begin
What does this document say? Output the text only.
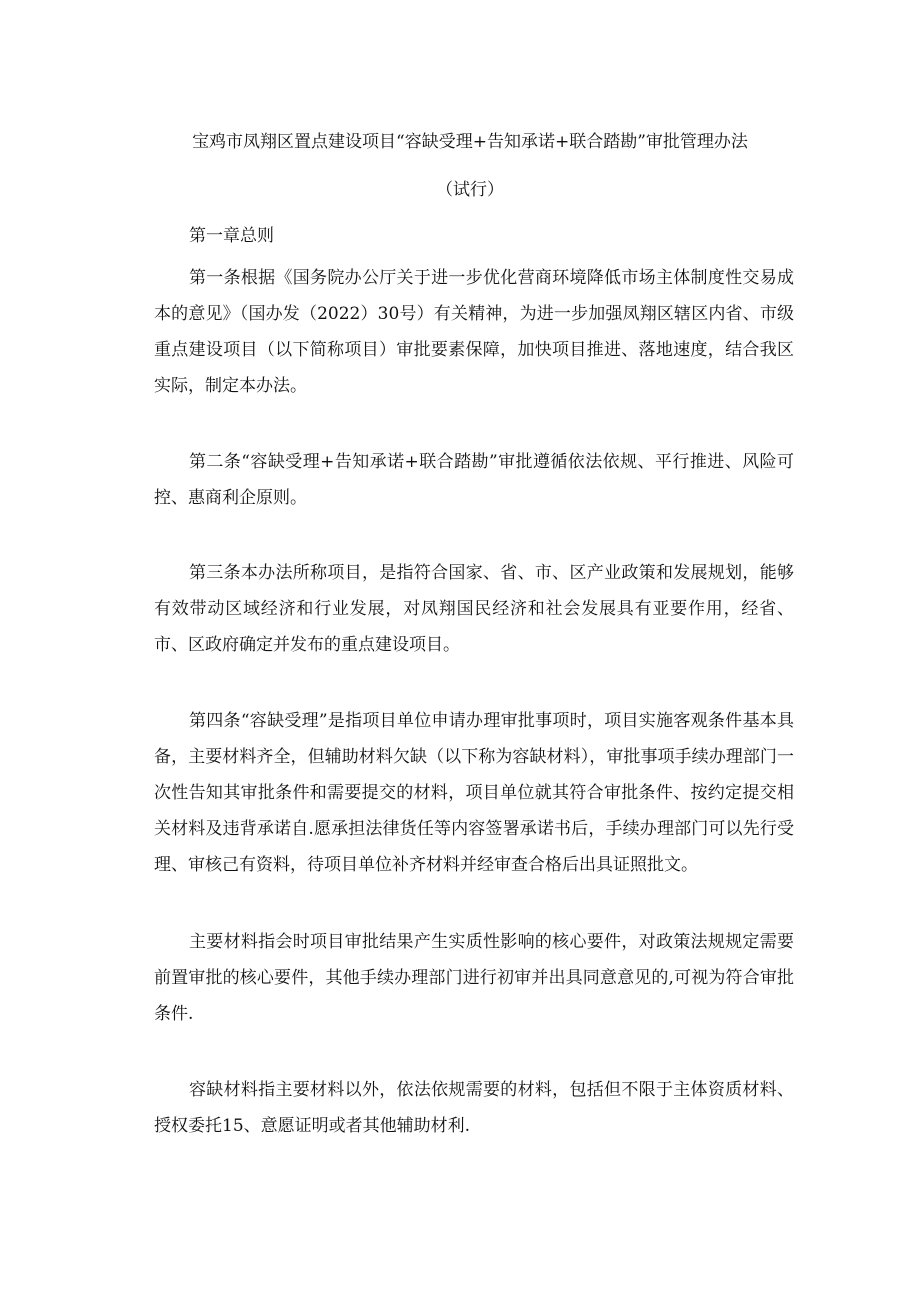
宝鸡市凤翔区置点建设项目“容缺受理+告知承诺+联合踏勘”审批管理办法
（试行）
第一章总则

第一条根据《国务院办公厅关于进一步优化营商环境降低市场主体制度性交易成本的意见》（国办发（2022）30号）有关精神，为进一步加强凤翔区辖区内省、市级重点建设项目（以下简称项目）审批要素保障，加快项目推进、落地速度，结合我区实际，制定本办法。

第二条“容缺受理+告知承诺+联合踏勘”审批遵循依法依规、平行推进、风险可控、惠商利企原则。

第三条本办法所称项目，是指符合国家、省、市、区产业政策和发展规划，能够有效带动区域经济和行业发展，对凤翔国民经济和社会发展具有亚要作用，经省、市、区政府确定并发布的重点建设项目。

第四条“容缺受理”是指项目单位申请办理审批事项时，项目实施客观条件基本具备，主要材料齐全，但辅助材料欠缺（以下称为容缺材料），审批事项手续办理部门一次性告知其审批条件和需要提交的材料，项目单位就其符合审批条件、按约定提交相关材料及违背承诺自.愿承担法律货任等内容签署承诺书后，手续办理部门可以先行受理、审核己有资料，待项目单位补齐材料并经审查合格后出具证照批文。

主要材料指会时项目审批结果产生实质性影响的核心要件，对政策法规规定需要前置审批的核心要件，其他手续办理部门进行初审并出具同意意见的,可视为符合审批条件.

容缺材料指主要材料以外，依法依规需要的材料，包括但不限于主体资质材料、授权委托15、意愿证明或者其他辅助材利.
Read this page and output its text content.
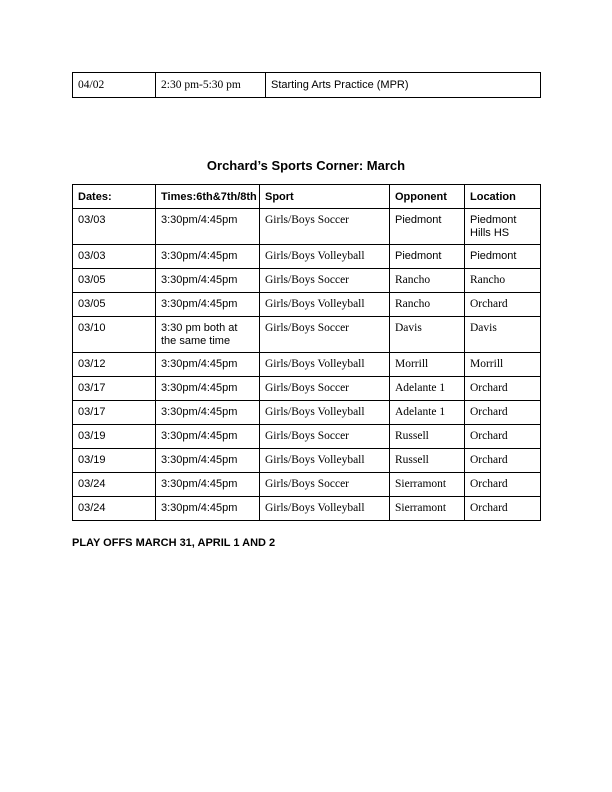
04/02	2:30 pm-5:30 pm	Starting Arts Practice (MPR)
Orchard’s Sports Corner: March
Dates:	Times:6th&7th/8th	Sport	Opponent	Location
03/03	3:30pm/4:45pm	Girls/Boys Soccer	Piedmont	Piedmont Hills HS
03/03	3:30pm/4:45pm	Girls/Boys Volleyball	Piedmont	Piedmont
03/05	3:30pm/4:45pm	Girls/Boys Soccer	Rancho	Rancho
03/05	3:30pm/4:45pm	Girls/Boys Volleyball	Rancho	Orchard
03/10	3:30 pm both at the same time	Girls/Boys Soccer	Davis	Davis
03/12	3:30pm/4:45pm	Girls/Boys Volleyball	Morrill	Morrill
03/17	3:30pm/4:45pm	Girls/Boys Soccer	Adelante 1	Orchard
03/17	3:30pm/4:45pm	Girls/Boys Volleyball	Adelante 1	Orchard
03/19	3:30pm/4:45pm	Girls/Boys Soccer	Russell	Orchard
03/19	3:30pm/4:45pm	Girls/Boys Volleyball	Russell	Orchard
03/24	3:30pm/4:45pm	Girls/Boys Soccer	Sierramont	Orchard
03/24	3:30pm/4:45pm	Girls/Boys Volleyball	Sierramont	Orchard
PLAY OFFS MARCH 31, APRIL 1 AND 2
end
__EXERCISE GOAL__
Pictures appear in the records above. Output everything except them, exactly.

__SOLUTION TO THE EXERCISE__
What does this document say? Output the text only.
宝鸡市凤翔区置点建设项目“容缺受理+告知承诺+联合踏勘”审批管理办法
（试行）
第一章总则

第一条根据《国务院办公厅关于进一步优化营商环境降低市场主体制度性交易成本的意见》（国办发（2022）30号）有关精神，为进一步加强凤翔区辖区内省、市级重点建设项目（以下简称项目）审批要素保障，加快项目推进、落地速度，结合我区实际，制定本办法。

第二条“容缺受理+告知承诺+联合踏勘”审批遵循依法依规、平行推进、风险可控、惠商利企原则。

第三条本办法所称项目，是指符合国家、省、市、区产业政策和发展规划，能够有效带动区域经济和行业发展，对凤翔国民经济和社会发展具有亚要作用，经省、市、区政府确定并发布的重点建设项目。

第四条“容缺受理”是指项目单位申请办理审批事项时，项目实施客观条件基本具备，主要材料齐全，但辅助材料欠缺（以下称为容缺材料），审批事项手续办理部门一次性告知其审批条件和需要提交的材料，项目单位就其符合审批条件、按约定提交相关材料及违背承诺自.愿承担法律货任等内容签署承诺书后，手续办理部门可以先行受理、审核己有资料，待项目单位补齐材料并经审查合格后出具证照批文。

主要材料指会时项目审批结果产生实质性影响的核心要件，对政策法规规定需要前置审批的核心要件，其他手续办理部门进行初审并出具同意意见的,可视为符合审批条件.

容缺材料指主要材料以外，依法依规需要的材料，包括但不限于主体资质材料、授权委托15、意愿证明或者其他辅助材利.
Read this page and output its text content.
04/02	2:30 pm-5:30 pm	Starting Arts Practice (MPR)
Orchard’s Sports Corner: March
Dates:	Times:6th&7th/8th	Sport	Opponent	Location
03/03	3:30pm/4:45pm	Girls/Boys Soccer	Piedmont	Piedmont Hills HS
03/03	3:30pm/4:45pm	Girls/Boys Volleyball	Piedmont	Piedmont
03/05	3:30pm/4:45pm	Girls/Boys Soccer	Rancho	Rancho
03/05	3:30pm/4:45pm	Girls/Boys Volleyball	Rancho	Orchard
03/10	3:30 pm both at the same time	Girls/Boys Soccer	Davis	Davis
03/12	3:30pm/4:45pm	Girls/Boys Volleyball	Morrill	Morrill
03/17	3:30pm/4:45pm	Girls/Boys Soccer	Adelante 1	Orchard
03/17	3:30pm/4:45pm	Girls/Boys Volleyball	Adelante 1	Orchard
03/19	3:30pm/4:45pm	Girls/Boys Soccer	Russell	Orchard
03/19	3:30pm/4:45pm	Girls/Boys Volleyball	Russell	Orchard
03/24	3:30pm/4:45pm	Girls/Boys Soccer	Sierramont	Orchard
03/24	3:30pm/4:45pm	Girls/Boys Volleyball	Sierramont	Orchard
PLAY OFFS MARCH 31, APRIL 1 AND 2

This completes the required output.